Return the listing below in full, with every line exactly as it is.

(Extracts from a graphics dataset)
● ● ●

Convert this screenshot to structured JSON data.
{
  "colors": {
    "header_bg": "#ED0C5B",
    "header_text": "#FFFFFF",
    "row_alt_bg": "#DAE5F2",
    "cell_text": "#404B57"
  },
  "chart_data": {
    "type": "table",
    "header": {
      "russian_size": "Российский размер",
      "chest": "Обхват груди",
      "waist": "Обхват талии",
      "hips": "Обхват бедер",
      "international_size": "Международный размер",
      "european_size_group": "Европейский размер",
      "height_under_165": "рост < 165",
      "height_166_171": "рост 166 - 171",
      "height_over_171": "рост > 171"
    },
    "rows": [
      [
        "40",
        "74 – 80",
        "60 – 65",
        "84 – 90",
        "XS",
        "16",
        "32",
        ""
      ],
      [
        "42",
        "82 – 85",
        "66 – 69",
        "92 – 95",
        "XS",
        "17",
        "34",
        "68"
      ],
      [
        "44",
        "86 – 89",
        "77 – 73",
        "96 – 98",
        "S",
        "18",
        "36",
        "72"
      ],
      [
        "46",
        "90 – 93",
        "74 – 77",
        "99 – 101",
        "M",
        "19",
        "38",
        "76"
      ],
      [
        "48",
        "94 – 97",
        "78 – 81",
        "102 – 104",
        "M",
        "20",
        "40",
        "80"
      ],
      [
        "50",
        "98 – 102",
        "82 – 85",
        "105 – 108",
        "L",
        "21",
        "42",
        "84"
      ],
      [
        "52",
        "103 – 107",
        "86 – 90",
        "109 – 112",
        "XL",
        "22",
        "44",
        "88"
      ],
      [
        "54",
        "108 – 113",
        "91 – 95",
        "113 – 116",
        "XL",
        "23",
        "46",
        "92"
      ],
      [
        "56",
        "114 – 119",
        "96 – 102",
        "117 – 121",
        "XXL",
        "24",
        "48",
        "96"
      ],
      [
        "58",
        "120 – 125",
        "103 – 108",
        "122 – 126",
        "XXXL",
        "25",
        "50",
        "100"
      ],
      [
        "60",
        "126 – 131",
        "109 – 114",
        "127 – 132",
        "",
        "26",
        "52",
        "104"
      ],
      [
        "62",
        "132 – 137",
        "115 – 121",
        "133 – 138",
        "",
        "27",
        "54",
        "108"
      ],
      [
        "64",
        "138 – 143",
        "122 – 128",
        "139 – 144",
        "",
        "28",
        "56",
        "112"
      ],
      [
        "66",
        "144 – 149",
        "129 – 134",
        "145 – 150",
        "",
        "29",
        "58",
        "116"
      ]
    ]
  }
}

● ● ●

* Output for this exercise
Convert this screenshot to structured JSON data.
{
  "colors": {
    "header_bg": "#ED0C5B",
    "header_text": "#FFFFFF",
    "row_alt_bg": "#DAE5F2",
    "cell_text": "#404B57"
  },
  "chart_data": {
    "type": "table",
    "header": {
      "russian_size": "Российский размер",
      "chest": "Обхват груди",
      "waist": "Обхват талии",
      "hips": "Обхват бедер",
      "international_size": "Международный размер",
      "european_size_group": "Европейский размер",
      "height_under_165": "рост < 165",
      "height_166_171": "рост 166 - 171",
      "height_over_171": "рост > 171"
    },
    "rows": [
      [
        "40",
        "74 – 80",
        "60 – 65",
        "84 – 90",
        "XS",
        "16",
        "32",
        ""
      ],
      [
        "42",
        "82 – 85",
        "66 – 69",
        "92 – 95",
        "XS",
        "17",
        "34",
        "68"
      ],
      [
        "44",
        "86 – 89",
        "77 – 73",
        "96 – 98",
        "S",
        "18",
        "36",
        "72"
      ],
      [
        "46",
        "90 – 93",
        "74 – 77",
        "99 – 101",
        "M",
        "19",
        "38",
        "76"
      ],
      [
        "48",
        "94 – 97",
        "78 – 81",
        "102 – 104",
        "M",
        "20",
        "40",
        "80"
      ],
      [
        "50",
        "98 – 102",
        "82 – 85",
        "105 – 108",
        "L",
        "21",
        "42",
        "84"
      ],
      [
        "52",
        "103 – 107",
        "86 – 90",
        "109 – 112",
        "XL",
        "22",
        "44",
        "88"
      ],
      [
        "54",
        "108 – 113",
        "91 – 95",
        "113 – 116",
        "XL",
        "23",
        "46",
        "92"
      ],
      [
        "56",
        "114 – 119",
        "96 – 102",
        "117 – 121",
        "XXL",
        "24",
        "48",
        "96"
      ],
      [
        "58",
        "120 – 125",
        "103 – 108",
        "122 – 126",
        "XXXL",
        "25",
        "50",
        "100"
      ],
      [
        "60",
        "126 – 131",
        "109 – 114",
        "127 – 132",
        "",
        "26",
        "52",
        "104"
      ],
      [
        "62",
        "132 – 137",
        "115 – 121",
        "133 – 138",
        "",
        "27",
        "54",
        "108"
      ],
      [
        "64",
        "138 – 143",
        "122 – 128",
        "139 – 144",
        "",
        "28",
        "56",
        "112"
      ],
      [
        "66",
        "144 – 149",
        "129 – 134",
        "145 – 150",
        "",
        "29",
        "58",
        "116"
      ]
    ]
  }
}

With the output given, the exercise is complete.